TEXT UNDER STUDY:
·····

Suppose, for the moment, I am a squirrel. I am sitting comfortably on a tree branch, but it has been some time since I’ve eaten. I’m not aware of it, but sensors in my body are taking measurements, assessing how much sugar is in my blood, how full my stomach is, and so on. These sensors send their information to the brain, and a summary is generated of how urgent the need is for me to eat. This summary is experienced by me, the squirrel, as hunger. As the measurement of my present caloric state gets smaller and smaller, I feel a greater and greater urge to look for a patch of food and eat.
Motivated by my hunger, I scurry to the base of a tree where I recall having seen some nuts ready to be harvested. In short order, I find them, and begin picking them off the ground and eating them. As I eat the nuts, the sensors in my body re-compute my current caloric state.
At first, I find the eating quite enjoyable. Every time I see a nut, I experience a little burst of satisfaction, and the taste of the nut itself is rewarding. (Disclosure: I have no idea, really, what it’s like to be a squirrel or, indeed, if it’s like anything at all to be a squirrel. Anyway…) My tiny squirrel brain is computing how good an idea it is for me to stay on this patch. However, sadly, the patch I’m on doesn’t have many nuts, and soon the time between finding nuts is long. No nuts for a minute, then two… processes I’m not conscious of are measuring how good a patch I’m on, and I experience the outcome of this measurement. Soon, I’m finding staying on the patch frustrating, even, perhaps, effortful… this is evolution’s way of telling me to move along… and I find that I want to explore the local area, maybe find a denser patch… (For an explicit version of this idea, see Hockey, 2011.)

·····

Dataset excerpts:
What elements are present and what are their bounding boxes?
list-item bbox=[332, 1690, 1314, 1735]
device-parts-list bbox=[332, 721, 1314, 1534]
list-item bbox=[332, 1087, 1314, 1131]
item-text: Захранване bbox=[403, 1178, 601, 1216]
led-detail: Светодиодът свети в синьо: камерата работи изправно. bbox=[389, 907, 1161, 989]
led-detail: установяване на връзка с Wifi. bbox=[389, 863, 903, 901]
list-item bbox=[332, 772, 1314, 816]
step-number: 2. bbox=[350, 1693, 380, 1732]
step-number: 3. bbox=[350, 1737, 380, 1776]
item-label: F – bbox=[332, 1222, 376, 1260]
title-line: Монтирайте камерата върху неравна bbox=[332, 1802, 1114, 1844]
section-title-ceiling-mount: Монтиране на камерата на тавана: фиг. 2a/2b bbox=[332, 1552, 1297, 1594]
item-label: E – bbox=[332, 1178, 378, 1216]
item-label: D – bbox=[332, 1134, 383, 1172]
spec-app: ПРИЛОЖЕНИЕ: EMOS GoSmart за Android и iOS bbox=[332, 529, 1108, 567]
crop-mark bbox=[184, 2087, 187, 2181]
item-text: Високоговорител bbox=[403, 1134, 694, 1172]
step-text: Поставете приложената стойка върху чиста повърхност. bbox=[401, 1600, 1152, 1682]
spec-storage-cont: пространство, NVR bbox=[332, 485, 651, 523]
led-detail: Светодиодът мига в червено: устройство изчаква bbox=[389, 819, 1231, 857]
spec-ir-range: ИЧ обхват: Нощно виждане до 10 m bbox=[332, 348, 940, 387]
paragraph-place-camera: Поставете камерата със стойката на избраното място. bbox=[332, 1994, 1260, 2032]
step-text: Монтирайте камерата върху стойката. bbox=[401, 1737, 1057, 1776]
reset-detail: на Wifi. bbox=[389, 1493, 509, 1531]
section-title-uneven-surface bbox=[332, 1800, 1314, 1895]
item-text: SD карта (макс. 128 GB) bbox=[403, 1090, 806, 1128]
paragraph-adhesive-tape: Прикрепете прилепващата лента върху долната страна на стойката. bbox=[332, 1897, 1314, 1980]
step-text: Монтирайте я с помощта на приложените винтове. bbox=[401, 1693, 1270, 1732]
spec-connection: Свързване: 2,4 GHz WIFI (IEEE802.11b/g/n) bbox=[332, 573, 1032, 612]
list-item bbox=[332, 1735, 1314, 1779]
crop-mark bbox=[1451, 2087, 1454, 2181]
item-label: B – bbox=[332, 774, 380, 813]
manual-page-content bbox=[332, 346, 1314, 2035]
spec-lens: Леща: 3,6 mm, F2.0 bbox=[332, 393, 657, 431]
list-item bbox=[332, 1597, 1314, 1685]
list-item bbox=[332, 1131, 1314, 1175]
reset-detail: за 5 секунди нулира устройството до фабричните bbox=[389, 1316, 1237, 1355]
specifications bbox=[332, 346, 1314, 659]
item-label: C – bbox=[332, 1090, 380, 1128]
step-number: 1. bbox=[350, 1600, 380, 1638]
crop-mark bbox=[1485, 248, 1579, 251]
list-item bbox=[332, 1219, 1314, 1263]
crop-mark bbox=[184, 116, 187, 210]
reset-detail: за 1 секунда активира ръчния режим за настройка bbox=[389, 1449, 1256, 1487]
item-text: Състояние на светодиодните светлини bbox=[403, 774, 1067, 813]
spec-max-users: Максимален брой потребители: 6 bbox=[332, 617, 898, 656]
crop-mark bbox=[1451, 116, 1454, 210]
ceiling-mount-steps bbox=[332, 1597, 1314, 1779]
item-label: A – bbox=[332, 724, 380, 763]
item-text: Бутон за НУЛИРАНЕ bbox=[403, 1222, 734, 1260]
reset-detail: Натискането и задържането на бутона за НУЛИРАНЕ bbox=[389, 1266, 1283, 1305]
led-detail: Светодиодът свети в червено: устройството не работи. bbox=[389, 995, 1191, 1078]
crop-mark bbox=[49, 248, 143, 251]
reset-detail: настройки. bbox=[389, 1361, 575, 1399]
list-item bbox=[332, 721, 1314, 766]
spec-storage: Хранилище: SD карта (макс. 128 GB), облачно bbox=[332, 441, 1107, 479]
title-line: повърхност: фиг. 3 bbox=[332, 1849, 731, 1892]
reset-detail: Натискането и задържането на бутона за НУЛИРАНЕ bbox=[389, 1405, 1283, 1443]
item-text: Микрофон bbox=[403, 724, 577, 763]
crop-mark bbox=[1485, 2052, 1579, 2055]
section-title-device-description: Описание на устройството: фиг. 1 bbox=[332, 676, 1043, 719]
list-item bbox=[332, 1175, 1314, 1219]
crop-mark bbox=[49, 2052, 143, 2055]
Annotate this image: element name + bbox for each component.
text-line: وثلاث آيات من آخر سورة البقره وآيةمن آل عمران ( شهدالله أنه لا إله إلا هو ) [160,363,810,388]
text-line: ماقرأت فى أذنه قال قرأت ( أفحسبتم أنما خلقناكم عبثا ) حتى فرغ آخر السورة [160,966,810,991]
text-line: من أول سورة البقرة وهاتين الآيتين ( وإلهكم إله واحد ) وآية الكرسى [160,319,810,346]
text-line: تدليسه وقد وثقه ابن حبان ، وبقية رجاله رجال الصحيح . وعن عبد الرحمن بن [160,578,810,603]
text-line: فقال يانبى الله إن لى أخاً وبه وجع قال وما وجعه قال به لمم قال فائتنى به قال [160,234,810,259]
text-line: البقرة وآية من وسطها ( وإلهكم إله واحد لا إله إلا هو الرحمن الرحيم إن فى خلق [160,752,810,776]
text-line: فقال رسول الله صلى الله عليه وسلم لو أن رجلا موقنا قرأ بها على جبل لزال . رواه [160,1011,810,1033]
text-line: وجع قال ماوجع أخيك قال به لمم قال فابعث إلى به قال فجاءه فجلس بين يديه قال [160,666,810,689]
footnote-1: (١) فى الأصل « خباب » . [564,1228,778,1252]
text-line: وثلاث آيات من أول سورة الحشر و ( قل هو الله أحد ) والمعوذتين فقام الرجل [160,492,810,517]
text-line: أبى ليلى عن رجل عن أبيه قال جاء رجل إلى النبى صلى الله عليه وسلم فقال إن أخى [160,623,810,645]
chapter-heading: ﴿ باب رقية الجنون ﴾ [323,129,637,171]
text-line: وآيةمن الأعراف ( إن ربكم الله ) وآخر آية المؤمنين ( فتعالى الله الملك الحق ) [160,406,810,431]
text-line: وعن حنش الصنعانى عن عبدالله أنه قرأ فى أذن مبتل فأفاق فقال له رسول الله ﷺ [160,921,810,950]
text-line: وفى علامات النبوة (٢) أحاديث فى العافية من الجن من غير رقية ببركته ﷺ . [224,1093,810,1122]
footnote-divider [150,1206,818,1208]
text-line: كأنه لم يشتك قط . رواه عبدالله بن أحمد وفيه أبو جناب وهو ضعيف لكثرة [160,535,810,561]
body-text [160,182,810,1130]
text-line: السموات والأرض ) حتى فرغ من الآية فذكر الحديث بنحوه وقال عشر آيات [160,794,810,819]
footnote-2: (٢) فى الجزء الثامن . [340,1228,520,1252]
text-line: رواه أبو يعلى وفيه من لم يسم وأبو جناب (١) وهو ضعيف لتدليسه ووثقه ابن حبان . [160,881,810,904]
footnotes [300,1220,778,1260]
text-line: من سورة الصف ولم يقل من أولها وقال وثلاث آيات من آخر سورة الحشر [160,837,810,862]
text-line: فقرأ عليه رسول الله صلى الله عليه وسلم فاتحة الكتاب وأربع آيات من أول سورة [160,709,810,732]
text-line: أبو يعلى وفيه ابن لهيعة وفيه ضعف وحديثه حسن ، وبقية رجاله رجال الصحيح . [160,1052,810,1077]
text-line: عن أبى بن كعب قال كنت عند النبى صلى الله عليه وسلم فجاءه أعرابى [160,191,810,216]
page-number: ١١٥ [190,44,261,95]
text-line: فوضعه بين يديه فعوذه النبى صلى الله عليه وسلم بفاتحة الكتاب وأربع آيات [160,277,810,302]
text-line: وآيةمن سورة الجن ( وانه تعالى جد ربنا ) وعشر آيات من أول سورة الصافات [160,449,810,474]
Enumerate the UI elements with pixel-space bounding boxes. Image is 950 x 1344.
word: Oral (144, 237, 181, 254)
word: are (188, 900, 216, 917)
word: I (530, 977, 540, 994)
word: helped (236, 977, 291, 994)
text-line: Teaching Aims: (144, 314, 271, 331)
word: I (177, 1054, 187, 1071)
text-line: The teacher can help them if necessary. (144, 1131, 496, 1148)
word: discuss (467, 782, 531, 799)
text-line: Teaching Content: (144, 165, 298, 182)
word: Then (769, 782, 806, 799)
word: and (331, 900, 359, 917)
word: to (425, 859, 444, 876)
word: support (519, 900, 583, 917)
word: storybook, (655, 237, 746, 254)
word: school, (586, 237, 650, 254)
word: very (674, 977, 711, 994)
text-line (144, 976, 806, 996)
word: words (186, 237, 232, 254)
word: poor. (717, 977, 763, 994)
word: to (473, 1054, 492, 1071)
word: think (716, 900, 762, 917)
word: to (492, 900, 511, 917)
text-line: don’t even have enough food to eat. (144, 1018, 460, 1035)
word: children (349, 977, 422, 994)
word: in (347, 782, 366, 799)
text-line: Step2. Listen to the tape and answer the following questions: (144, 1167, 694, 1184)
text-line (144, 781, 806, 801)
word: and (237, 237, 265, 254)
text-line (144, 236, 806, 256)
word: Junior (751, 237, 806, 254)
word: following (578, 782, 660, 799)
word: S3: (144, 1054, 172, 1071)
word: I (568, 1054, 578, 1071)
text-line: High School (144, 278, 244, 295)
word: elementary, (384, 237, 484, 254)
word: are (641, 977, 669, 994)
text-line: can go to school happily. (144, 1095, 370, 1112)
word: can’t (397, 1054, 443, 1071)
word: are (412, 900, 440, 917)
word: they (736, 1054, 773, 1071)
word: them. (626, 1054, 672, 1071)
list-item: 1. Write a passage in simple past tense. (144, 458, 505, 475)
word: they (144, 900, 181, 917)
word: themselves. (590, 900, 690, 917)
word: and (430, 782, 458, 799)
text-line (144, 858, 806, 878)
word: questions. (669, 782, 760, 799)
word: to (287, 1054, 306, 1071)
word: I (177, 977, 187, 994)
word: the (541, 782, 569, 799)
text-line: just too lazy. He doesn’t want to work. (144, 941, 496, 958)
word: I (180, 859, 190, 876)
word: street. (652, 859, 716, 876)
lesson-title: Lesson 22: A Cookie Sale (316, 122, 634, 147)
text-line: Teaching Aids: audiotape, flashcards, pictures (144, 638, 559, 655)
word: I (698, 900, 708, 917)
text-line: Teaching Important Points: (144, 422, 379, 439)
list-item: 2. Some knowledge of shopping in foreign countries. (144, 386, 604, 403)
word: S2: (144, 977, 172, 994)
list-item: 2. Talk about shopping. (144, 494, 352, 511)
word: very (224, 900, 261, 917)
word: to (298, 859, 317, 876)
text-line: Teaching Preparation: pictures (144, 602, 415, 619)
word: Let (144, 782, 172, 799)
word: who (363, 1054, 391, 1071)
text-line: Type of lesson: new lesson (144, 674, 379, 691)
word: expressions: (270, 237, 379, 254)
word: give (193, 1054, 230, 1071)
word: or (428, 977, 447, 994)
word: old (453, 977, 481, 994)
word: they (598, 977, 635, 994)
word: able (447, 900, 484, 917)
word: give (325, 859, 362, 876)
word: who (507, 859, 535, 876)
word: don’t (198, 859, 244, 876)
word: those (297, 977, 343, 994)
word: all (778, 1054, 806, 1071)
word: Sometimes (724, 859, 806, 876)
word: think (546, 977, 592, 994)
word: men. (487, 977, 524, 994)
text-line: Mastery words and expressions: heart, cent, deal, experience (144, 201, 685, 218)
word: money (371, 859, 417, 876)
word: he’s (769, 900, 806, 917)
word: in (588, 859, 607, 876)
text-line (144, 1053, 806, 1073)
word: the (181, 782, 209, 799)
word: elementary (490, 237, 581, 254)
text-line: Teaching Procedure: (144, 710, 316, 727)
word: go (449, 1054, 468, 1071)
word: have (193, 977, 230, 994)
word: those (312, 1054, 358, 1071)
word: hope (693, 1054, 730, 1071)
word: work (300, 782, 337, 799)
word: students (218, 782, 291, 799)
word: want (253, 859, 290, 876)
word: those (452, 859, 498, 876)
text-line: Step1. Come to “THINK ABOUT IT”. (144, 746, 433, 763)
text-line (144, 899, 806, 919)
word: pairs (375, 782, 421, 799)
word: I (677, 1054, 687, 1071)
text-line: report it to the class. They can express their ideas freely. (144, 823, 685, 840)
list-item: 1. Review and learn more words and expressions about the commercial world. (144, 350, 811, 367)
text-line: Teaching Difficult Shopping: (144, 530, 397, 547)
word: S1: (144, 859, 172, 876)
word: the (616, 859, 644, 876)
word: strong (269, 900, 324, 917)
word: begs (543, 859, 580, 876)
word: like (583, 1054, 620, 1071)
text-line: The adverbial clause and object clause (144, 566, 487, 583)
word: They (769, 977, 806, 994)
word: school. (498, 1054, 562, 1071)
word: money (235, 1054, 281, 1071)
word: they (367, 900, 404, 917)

·····

WHAT YOU HAVE TO DO:
Retype the text about the squirrel in full, word for word. The items have no connection to the text about the squirrel.

EXERCISE RESPONSE:
Suppose, for the moment, I am a squirrel. I am sitting comfortably on a tree branch, but it has been some time since I’ve eaten. I’m not aware of it, but sensors in my body are taking measurements, assessing how much sugar is in my blood, how full my stomach is, and so on. These sensors send their information to the brain, and a summary is generated of how urgent the need is for me to eat. This summary is experienced by me, the squirrel, as hunger. As the measurement of my present caloric state gets smaller and smaller, I feel a greater and greater urge to look for a patch of food and eat.
Motivated by my hunger, I scurry to the base of a tree where I recall having seen some nuts ready to be harvested. In short order, I find them, and begin picking them off the ground and eating them. As I eat the nuts, the sensors in my body re-compute my current caloric state.
At first, I find the eating quite enjoyable. Every time I see a nut, I experience a little burst of satisfaction, and the taste of the nut itself is rewarding. (Disclosure: I have no idea, really, what it’s like to be a squirrel or, indeed, if it’s like anything at all to be a squirrel. Anyway…) My tiny squirrel brain is computing how good an idea it is for me to stay on this patch. However, sadly, the patch I’m on doesn’t have many nuts, and soon the time between finding nuts is long. No nuts for a minute, then two… processes I’m not conscious of are measuring how good a patch I’m on, and I experience the outcome of this measurement. Soon, I’m finding staying on the patch frustrating, even, perhaps, effortful… this is evolution’s way of telling me to move along… and I find that I want to explore the local area, maybe find a denser patch… (For an explicit version of this idea, see Hockey, 2011.)